What you need to do: Pull out every line of the material that contains the string "Agent", matching case exactly.

Data provided:
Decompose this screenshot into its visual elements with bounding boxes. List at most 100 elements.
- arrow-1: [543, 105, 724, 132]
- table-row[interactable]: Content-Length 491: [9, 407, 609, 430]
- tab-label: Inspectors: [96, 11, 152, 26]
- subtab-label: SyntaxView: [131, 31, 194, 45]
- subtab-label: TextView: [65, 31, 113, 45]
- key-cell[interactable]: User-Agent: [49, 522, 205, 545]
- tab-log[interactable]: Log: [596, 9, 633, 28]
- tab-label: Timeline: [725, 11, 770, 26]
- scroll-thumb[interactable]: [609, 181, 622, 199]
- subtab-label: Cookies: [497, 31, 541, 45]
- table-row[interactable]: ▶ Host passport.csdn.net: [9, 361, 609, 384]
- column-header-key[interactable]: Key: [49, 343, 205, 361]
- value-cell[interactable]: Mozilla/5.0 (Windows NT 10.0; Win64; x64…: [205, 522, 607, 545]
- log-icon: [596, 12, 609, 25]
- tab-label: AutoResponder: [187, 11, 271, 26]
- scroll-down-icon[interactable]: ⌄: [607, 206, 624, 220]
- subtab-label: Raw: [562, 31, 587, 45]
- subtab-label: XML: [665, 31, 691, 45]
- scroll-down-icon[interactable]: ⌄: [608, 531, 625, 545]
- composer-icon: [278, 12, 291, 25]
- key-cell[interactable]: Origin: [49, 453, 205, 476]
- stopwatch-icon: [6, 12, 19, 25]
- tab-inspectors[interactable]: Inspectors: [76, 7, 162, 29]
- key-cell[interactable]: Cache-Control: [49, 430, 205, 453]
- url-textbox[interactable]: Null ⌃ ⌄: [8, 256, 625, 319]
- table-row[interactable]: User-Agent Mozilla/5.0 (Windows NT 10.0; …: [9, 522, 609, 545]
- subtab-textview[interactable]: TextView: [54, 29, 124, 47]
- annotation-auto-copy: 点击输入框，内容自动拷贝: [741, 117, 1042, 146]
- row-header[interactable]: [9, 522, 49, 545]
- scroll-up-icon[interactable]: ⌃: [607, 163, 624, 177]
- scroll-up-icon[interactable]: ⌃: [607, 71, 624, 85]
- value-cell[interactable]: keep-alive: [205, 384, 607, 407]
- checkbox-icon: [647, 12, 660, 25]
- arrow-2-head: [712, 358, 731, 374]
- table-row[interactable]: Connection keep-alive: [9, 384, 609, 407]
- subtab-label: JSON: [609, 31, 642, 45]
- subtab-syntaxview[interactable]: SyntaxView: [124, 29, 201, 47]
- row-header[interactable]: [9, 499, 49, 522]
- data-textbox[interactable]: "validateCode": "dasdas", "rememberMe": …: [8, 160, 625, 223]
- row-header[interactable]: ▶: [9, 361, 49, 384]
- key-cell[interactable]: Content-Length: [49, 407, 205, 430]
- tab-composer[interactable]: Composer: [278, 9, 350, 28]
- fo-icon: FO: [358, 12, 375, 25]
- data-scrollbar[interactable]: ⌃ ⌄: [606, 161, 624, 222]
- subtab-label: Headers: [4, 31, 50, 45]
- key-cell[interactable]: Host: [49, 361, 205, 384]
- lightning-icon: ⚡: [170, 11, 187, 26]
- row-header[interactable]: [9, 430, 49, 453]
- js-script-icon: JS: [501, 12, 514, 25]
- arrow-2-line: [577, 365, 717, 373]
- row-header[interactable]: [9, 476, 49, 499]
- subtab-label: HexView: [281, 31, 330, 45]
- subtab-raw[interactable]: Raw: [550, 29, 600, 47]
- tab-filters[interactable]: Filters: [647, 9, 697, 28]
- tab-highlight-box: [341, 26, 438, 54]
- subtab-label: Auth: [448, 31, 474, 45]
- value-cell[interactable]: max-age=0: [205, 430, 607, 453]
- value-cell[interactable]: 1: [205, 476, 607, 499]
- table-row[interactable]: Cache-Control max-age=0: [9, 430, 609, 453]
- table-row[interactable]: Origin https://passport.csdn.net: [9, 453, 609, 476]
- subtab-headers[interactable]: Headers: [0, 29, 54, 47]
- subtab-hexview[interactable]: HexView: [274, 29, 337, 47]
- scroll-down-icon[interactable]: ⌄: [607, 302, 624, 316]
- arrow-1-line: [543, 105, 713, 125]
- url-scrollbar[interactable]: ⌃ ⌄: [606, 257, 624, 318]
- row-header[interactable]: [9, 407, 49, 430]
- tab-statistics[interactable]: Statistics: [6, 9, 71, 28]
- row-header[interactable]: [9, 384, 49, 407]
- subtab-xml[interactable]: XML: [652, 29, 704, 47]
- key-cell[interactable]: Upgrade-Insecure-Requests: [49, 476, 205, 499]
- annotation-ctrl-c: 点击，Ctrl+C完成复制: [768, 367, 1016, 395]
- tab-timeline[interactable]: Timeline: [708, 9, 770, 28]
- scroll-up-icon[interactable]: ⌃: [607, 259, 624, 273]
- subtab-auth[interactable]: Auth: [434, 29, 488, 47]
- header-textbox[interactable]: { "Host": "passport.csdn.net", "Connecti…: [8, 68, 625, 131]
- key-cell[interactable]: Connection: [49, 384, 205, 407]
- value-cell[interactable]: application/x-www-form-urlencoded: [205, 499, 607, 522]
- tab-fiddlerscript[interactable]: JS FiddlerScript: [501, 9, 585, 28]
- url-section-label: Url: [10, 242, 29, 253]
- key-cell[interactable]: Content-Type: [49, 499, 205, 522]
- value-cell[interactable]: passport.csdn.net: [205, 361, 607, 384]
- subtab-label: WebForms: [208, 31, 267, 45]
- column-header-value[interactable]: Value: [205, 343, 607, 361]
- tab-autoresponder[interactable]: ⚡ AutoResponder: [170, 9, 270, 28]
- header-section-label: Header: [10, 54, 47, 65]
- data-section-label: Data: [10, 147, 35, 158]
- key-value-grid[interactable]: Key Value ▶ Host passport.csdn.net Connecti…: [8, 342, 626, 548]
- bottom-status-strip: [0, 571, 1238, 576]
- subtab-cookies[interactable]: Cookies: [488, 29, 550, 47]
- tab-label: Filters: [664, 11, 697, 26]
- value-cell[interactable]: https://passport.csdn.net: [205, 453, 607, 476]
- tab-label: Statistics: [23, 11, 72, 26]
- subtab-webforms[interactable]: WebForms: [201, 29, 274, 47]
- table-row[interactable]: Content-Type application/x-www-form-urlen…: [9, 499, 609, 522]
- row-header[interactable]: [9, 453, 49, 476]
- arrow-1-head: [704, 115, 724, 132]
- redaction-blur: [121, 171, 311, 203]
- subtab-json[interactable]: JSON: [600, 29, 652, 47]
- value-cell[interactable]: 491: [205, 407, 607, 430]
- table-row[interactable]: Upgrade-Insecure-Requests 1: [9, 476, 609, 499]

Expected output:
- key-cell[interactable]: User-Agent: [49, 522, 205, 545]
- table-row[interactable]: User-Agent Mozilla/5.0 (Windows NT 10.0; …: [9, 522, 609, 545]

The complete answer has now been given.